## Start Given data

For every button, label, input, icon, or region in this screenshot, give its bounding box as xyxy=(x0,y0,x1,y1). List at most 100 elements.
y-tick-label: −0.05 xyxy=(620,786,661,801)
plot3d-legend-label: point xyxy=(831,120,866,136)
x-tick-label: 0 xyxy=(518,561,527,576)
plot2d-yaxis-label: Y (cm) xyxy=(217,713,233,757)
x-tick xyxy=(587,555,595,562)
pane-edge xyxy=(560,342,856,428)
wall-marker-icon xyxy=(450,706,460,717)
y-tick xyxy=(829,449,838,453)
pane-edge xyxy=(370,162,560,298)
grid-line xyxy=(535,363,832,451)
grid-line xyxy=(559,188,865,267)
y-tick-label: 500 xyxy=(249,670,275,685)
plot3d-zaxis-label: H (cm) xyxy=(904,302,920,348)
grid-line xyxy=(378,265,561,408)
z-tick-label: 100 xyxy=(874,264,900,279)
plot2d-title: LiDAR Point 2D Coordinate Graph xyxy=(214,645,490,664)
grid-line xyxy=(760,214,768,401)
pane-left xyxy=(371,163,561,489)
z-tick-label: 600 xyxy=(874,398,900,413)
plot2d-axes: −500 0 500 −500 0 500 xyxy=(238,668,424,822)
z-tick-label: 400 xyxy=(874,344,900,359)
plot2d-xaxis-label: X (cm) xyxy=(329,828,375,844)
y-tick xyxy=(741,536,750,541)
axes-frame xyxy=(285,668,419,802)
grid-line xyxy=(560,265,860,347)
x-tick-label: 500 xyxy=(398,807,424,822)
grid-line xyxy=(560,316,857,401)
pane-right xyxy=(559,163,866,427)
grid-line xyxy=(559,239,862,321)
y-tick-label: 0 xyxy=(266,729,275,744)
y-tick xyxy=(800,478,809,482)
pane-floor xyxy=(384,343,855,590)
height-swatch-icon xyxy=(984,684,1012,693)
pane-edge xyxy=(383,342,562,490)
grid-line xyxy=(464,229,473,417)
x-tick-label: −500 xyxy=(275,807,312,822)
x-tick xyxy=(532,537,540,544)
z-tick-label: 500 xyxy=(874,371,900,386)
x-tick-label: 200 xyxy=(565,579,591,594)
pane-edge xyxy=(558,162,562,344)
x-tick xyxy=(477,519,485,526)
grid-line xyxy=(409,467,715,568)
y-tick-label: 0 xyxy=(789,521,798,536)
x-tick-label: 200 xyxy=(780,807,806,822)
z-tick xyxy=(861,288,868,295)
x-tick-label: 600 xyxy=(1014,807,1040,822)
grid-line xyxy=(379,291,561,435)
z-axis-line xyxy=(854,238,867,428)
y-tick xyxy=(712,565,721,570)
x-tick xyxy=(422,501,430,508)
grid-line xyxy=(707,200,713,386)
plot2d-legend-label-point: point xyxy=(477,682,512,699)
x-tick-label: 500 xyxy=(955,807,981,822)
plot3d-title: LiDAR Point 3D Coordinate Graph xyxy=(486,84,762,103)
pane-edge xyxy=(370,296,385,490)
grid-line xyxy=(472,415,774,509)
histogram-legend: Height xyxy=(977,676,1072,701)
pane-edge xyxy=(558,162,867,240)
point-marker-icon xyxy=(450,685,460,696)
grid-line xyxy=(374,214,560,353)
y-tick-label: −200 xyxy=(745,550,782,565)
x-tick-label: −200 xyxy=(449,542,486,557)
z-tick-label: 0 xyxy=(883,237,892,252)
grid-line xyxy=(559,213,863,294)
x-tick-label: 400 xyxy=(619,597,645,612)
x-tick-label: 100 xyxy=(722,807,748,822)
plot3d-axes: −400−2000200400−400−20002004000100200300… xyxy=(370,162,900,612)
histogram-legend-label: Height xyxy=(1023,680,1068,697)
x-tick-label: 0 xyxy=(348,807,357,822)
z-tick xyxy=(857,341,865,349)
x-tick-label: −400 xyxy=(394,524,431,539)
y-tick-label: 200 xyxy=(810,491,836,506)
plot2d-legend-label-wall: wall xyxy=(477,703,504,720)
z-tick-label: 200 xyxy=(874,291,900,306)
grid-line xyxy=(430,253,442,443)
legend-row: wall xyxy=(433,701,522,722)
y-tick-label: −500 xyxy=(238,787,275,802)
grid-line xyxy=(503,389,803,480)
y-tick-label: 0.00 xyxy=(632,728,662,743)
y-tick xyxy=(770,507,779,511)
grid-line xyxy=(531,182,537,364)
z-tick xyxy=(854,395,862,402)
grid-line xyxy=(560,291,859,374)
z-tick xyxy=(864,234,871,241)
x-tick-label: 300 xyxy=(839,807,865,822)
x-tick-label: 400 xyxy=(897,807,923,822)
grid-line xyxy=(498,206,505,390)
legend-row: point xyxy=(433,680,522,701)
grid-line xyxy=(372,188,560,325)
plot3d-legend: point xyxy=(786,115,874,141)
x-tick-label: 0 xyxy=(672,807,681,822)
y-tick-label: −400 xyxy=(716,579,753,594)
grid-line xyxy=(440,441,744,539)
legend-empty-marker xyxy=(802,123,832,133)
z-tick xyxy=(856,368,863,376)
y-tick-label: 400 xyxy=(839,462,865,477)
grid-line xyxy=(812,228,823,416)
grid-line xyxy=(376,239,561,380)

## End Given data
## Start Given data

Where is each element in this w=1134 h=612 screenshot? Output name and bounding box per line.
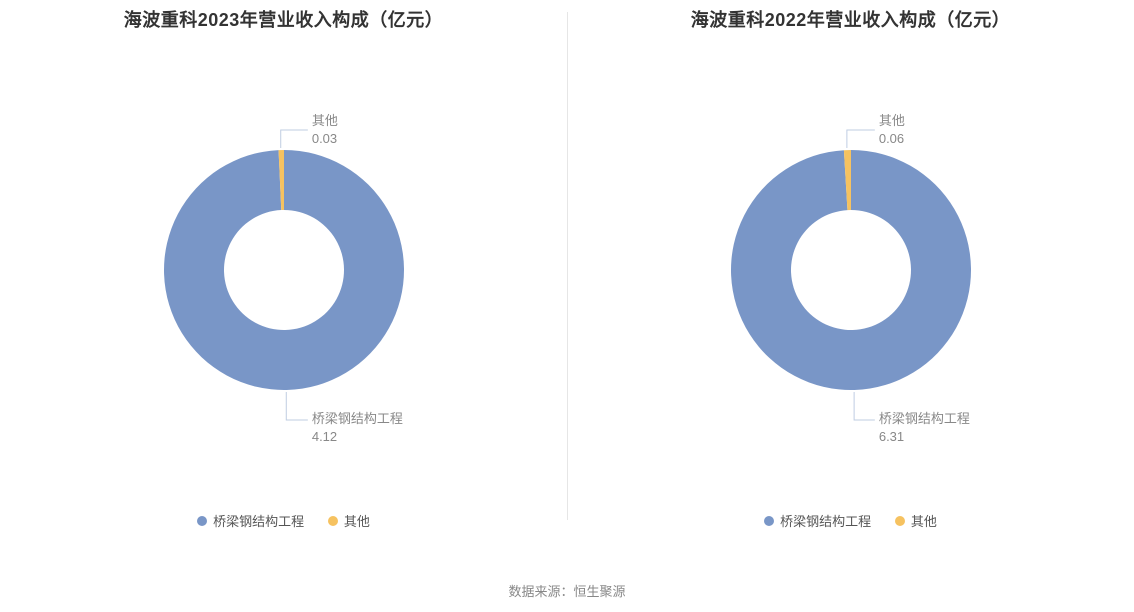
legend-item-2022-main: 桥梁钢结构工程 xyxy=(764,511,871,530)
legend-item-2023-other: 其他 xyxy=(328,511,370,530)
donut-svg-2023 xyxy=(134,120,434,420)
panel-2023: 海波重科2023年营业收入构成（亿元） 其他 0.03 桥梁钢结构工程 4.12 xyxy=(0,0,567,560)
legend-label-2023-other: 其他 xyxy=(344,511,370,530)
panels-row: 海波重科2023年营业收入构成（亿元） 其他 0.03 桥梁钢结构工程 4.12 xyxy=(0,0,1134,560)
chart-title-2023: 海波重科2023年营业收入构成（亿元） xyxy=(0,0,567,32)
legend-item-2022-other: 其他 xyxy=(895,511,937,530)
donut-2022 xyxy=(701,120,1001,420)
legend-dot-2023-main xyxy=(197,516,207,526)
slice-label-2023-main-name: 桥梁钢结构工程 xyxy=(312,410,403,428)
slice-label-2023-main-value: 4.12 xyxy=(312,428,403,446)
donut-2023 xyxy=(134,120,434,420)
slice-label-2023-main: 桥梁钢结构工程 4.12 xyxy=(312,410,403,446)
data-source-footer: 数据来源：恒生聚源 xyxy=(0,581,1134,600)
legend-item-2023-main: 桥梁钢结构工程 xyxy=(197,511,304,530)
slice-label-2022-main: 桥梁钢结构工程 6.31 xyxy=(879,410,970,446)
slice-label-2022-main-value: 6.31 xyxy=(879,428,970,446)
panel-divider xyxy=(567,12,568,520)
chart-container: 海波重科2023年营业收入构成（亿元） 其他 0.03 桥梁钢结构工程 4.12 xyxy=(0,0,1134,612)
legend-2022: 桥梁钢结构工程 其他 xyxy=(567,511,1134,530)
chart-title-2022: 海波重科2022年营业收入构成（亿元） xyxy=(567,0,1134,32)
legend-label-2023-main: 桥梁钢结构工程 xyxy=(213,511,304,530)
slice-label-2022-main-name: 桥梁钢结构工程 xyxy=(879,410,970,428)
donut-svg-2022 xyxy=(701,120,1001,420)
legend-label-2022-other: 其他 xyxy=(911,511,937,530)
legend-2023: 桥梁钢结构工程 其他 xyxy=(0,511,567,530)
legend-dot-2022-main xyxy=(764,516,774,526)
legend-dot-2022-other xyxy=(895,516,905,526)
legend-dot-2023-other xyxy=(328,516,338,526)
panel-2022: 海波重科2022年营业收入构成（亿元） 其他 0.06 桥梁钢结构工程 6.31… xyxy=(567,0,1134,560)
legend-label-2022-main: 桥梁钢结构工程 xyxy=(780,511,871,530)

## End Given data

Swap "pane-edge" for "pane-border" in everything from the line containing "For every button, label, input, icon, or" down to the line containing "pane-left xyxy=(371,163,561,489)", and give those lines back otherwise unchanged.

» Task answer:
For every button, label, input, icon, or region in this screenshot, give its bounding box as xyxy=(x0,y0,x1,y1). List at most 100 elements.
y-tick-label: −0.05 xyxy=(620,786,661,801)
plot3d-legend-label: point xyxy=(831,120,866,136)
x-tick-label: 0 xyxy=(518,561,527,576)
plot2d-yaxis-label: Y (cm) xyxy=(217,713,233,757)
x-tick xyxy=(587,555,595,562)
pane-border xyxy=(560,342,856,428)
wall-marker-icon xyxy=(450,706,460,717)
y-tick xyxy=(829,449,838,453)
pane-border xyxy=(370,162,560,298)
grid-line xyxy=(535,363,832,451)
grid-line xyxy=(559,188,865,267)
y-tick-label: 500 xyxy=(249,670,275,685)
plot3d-zaxis-label: H (cm) xyxy=(904,302,920,348)
grid-line xyxy=(378,265,561,408)
z-tick-label: 100 xyxy=(874,264,900,279)
plot2d-title: LiDAR Point 2D Coordinate Graph xyxy=(214,645,490,664)
grid-line xyxy=(760,214,768,401)
pane-left xyxy=(371,163,561,489)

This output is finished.